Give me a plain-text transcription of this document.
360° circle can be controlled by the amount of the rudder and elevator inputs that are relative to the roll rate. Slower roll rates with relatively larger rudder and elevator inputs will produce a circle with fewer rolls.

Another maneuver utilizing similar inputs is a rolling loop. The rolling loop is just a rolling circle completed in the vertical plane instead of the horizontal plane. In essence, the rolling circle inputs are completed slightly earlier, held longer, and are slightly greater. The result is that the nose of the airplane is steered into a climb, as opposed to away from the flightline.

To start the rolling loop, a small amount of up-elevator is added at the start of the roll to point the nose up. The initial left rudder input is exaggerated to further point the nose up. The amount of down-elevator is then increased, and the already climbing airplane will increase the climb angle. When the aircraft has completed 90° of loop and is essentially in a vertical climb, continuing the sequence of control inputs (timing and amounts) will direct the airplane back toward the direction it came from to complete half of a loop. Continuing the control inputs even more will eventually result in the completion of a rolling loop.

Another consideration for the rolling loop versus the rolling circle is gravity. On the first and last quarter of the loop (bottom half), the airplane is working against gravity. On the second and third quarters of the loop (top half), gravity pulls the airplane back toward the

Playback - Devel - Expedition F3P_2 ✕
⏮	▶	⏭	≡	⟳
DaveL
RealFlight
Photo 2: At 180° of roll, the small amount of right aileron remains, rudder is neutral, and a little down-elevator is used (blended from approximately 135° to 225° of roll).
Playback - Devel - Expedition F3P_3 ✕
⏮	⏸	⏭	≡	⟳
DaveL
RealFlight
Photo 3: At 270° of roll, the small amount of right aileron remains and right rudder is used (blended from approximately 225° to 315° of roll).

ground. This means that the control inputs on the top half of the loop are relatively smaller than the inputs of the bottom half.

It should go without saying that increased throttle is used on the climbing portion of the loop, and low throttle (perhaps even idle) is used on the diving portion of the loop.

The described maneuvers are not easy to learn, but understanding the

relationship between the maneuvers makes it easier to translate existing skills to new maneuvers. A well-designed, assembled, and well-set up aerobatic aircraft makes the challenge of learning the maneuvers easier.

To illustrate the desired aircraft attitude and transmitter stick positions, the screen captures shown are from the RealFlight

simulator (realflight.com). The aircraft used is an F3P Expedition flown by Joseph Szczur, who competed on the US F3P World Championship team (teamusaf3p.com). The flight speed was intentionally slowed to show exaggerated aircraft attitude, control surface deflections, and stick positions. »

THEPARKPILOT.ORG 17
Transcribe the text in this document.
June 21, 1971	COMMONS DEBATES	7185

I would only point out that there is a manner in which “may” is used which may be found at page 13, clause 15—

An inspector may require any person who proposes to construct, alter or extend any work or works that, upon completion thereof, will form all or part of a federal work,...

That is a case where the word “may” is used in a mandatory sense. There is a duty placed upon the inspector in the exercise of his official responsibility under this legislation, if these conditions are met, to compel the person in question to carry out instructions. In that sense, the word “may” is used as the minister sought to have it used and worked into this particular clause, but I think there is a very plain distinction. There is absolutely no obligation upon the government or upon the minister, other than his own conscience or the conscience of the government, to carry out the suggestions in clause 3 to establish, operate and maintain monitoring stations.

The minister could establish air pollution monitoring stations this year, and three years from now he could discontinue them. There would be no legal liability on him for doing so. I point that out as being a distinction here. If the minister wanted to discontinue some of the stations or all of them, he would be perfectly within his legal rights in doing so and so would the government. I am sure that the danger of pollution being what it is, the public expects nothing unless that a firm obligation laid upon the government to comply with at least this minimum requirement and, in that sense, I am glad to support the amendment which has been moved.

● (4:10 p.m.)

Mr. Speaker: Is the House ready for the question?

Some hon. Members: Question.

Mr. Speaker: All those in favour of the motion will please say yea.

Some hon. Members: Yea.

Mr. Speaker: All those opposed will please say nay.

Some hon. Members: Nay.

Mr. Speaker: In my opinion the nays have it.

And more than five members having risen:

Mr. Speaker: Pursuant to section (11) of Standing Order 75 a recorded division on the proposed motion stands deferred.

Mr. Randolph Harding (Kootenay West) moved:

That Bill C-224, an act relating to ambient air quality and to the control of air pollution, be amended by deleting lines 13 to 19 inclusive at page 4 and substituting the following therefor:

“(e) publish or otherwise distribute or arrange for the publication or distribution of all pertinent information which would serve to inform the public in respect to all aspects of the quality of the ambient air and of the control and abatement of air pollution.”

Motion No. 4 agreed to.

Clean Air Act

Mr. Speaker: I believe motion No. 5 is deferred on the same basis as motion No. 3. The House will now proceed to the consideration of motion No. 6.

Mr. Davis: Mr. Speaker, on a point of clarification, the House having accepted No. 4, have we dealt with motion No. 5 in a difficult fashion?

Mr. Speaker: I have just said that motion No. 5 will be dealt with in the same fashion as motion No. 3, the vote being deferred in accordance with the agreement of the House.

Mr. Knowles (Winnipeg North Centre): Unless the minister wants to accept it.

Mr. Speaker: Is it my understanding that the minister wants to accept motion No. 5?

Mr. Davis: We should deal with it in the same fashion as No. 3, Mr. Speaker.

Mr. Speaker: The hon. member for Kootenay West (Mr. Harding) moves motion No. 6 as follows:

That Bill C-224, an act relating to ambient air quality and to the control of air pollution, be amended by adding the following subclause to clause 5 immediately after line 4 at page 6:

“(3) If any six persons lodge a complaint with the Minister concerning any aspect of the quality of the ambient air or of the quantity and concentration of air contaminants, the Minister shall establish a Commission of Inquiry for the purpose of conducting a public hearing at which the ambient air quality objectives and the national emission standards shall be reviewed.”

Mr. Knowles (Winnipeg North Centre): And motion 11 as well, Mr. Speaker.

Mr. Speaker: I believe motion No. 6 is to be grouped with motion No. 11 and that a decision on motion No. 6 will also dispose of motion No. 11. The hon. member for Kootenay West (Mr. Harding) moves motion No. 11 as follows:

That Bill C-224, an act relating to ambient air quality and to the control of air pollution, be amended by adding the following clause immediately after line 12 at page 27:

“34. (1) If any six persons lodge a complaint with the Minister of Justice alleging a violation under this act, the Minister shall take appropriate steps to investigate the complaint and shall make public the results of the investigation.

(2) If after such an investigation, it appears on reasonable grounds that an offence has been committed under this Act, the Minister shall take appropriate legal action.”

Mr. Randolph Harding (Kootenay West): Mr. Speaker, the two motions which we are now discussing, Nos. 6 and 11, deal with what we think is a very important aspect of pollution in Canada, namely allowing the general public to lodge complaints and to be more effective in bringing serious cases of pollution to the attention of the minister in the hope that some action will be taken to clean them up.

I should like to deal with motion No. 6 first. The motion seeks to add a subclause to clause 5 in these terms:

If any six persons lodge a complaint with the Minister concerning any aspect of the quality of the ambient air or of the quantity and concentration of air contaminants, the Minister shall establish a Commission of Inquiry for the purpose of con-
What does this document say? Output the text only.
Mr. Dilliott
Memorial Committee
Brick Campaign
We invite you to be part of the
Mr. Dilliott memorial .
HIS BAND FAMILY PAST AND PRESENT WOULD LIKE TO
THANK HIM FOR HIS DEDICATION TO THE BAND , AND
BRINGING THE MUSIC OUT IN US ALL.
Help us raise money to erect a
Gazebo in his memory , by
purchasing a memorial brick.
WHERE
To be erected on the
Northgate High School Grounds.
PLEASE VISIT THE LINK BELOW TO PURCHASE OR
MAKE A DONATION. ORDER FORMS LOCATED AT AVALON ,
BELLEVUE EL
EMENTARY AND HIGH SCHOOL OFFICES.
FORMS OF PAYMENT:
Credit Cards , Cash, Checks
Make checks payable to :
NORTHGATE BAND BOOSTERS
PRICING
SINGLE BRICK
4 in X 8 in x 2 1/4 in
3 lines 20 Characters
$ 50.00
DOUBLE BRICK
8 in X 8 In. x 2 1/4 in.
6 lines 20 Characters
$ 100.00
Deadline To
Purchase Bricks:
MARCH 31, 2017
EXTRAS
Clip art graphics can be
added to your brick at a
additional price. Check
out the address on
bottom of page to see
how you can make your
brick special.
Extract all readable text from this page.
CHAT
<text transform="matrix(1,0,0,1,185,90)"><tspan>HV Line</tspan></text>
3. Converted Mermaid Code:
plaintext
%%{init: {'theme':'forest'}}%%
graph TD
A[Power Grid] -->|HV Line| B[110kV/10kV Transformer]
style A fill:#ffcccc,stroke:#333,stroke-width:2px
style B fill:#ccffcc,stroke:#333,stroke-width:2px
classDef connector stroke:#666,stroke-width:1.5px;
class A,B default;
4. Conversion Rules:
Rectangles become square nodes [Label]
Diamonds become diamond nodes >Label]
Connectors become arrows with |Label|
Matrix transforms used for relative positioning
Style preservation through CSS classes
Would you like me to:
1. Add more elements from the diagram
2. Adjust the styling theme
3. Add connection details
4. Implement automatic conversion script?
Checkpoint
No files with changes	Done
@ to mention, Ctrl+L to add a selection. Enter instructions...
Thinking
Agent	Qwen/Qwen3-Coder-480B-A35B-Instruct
_____
▶ **Work to do**
Repeat exactly, and only, the lines from the one containing "Extract all readable text from this page." through the end of the material.

▶ **The result**
Extract all readable text from this page.
CHAT
<text transform="matrix(1,0,0,1,185,90)"><tspan>HV Line</tspan></text>
3. Converted Mermaid Code:
plaintext
%%{init: {'theme':'forest'}}%%
graph TD
A[Power Grid] -->|HV Line| B[110kV/10kV Transformer]
style A fill:#ffcccc,stroke:#333,stroke-width:2px
style B fill:#ccffcc,stroke:#333,stroke-width:2px
classDef connector stroke:#666,stroke-width:1.5px;
class A,B default;
4. Conversion Rules:
Rectangles become square nodes [Label]
Diamonds become diamond nodes >Label]
Connectors become arrows with |Label|
Matrix transforms used for relative positioning
Style preservation through CSS classes
Would you like me to:
1. Add more elements from the diagram
2. Adjust the styling theme
3. Add connection details
4. Implement automatic conversion script?
Checkpoint
No files with changes	Done
@ to mention, Ctrl+L to add a selection. Enter instructions...
Thinking
Agent	Qwen/Qwen3-Coder-480B-A35B-Instruct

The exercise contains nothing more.